### To be done:
Extract all lines that hold the string "aspx".

[Stored data entries]
┄┄┄┄┄┄┄┄┄┄

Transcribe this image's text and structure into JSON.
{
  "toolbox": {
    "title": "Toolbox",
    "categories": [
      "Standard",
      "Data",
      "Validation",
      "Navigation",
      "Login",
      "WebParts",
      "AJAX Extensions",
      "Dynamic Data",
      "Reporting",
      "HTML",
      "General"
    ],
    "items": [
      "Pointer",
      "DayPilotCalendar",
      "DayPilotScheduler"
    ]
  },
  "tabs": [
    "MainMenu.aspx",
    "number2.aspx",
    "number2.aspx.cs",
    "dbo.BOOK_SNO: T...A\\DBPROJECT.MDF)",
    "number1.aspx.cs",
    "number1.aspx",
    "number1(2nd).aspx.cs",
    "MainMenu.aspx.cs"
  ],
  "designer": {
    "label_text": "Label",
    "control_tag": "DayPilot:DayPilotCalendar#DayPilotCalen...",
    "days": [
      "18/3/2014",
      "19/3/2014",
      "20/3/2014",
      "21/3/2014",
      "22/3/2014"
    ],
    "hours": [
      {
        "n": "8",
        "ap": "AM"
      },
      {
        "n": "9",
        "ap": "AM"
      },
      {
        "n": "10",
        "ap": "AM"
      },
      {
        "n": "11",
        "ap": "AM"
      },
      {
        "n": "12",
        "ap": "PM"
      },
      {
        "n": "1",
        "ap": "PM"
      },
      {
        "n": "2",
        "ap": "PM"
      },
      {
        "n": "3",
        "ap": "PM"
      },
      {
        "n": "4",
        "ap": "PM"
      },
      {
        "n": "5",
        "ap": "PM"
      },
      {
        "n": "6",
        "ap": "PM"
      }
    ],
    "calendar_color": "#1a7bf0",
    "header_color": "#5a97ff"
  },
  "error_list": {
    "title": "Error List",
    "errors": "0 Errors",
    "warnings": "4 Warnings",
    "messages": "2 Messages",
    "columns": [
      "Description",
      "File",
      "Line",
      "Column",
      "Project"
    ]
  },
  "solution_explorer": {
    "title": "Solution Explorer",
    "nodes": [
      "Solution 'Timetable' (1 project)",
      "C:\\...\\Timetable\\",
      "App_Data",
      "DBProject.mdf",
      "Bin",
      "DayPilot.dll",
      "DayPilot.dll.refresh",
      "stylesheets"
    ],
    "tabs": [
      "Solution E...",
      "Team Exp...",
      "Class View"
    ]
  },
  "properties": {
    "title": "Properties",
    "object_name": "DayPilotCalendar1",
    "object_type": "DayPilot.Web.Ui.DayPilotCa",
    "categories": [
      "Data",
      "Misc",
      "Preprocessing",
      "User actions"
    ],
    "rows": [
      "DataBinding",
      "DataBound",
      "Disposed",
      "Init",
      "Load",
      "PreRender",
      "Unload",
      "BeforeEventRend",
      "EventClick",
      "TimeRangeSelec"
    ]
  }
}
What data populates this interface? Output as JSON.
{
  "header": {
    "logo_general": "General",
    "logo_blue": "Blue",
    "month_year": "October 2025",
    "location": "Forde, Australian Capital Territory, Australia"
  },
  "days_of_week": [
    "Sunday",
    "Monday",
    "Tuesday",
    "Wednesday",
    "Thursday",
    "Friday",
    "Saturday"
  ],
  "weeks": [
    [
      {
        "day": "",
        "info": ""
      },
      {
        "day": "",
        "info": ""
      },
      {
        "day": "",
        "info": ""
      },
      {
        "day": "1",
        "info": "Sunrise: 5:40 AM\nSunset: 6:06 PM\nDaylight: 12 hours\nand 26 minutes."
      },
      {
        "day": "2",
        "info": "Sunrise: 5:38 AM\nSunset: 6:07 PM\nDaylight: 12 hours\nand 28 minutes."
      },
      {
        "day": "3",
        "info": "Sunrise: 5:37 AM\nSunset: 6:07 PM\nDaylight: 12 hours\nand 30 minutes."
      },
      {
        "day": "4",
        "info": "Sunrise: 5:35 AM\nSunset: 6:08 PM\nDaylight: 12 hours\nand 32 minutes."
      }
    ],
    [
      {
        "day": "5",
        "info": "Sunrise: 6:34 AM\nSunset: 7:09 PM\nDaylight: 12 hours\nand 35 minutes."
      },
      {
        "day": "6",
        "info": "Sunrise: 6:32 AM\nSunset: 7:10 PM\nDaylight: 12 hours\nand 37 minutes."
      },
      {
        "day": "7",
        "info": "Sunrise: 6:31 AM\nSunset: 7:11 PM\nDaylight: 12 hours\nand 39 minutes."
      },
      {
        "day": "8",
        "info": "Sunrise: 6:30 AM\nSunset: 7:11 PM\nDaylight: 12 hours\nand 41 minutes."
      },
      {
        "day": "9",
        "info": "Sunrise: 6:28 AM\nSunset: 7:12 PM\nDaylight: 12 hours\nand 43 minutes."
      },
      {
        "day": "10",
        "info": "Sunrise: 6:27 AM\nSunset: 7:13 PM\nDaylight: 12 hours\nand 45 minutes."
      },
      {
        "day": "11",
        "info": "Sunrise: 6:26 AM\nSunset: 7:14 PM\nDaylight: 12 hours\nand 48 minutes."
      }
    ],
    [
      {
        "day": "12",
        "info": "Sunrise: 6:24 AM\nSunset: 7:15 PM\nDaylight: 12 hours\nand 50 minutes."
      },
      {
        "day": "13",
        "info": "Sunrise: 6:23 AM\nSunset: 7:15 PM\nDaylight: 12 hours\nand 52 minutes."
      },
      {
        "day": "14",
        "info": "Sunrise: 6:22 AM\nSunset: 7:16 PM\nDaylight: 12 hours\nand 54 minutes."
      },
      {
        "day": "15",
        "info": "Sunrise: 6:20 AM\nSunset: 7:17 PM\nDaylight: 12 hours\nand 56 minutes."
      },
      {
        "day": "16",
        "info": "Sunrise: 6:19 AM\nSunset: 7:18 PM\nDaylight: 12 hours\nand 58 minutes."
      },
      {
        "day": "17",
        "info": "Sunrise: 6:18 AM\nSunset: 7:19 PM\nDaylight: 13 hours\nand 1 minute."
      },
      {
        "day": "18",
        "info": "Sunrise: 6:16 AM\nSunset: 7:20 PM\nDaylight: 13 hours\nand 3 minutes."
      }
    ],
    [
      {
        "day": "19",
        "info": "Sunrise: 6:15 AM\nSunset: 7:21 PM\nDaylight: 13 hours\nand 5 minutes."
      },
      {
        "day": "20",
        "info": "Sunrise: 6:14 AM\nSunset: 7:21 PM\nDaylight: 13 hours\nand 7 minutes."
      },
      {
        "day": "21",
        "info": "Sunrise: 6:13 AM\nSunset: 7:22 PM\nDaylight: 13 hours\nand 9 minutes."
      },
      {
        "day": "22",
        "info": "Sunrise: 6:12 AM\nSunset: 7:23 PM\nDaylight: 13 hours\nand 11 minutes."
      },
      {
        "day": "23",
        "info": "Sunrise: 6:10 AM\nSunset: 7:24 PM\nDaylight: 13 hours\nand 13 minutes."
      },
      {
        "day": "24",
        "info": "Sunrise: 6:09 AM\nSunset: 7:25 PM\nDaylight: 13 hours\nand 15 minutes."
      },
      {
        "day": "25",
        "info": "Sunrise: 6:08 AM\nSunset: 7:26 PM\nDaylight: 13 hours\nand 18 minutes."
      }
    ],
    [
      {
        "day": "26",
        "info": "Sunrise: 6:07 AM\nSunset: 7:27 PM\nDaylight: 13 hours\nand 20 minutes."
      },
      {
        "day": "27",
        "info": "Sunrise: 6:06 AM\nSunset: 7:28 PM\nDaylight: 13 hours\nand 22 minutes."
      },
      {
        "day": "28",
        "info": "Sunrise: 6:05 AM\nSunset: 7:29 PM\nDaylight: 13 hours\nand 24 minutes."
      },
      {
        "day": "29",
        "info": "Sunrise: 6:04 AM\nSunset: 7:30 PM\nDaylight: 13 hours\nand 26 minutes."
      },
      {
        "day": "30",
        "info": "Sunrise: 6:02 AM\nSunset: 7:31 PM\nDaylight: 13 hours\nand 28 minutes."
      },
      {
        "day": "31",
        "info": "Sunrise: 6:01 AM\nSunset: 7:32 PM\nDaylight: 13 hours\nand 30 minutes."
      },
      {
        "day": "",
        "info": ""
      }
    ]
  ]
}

┄┄┄┄┄┄┄┄┄┄

### Final answer:
    "MainMenu.aspx",
    "number2.aspx",
    "number2.aspx.cs",
    "number1.aspx.cs",
    "number1.aspx",
    "number1(2nd).aspx.cs",
    "MainMenu.aspx.cs"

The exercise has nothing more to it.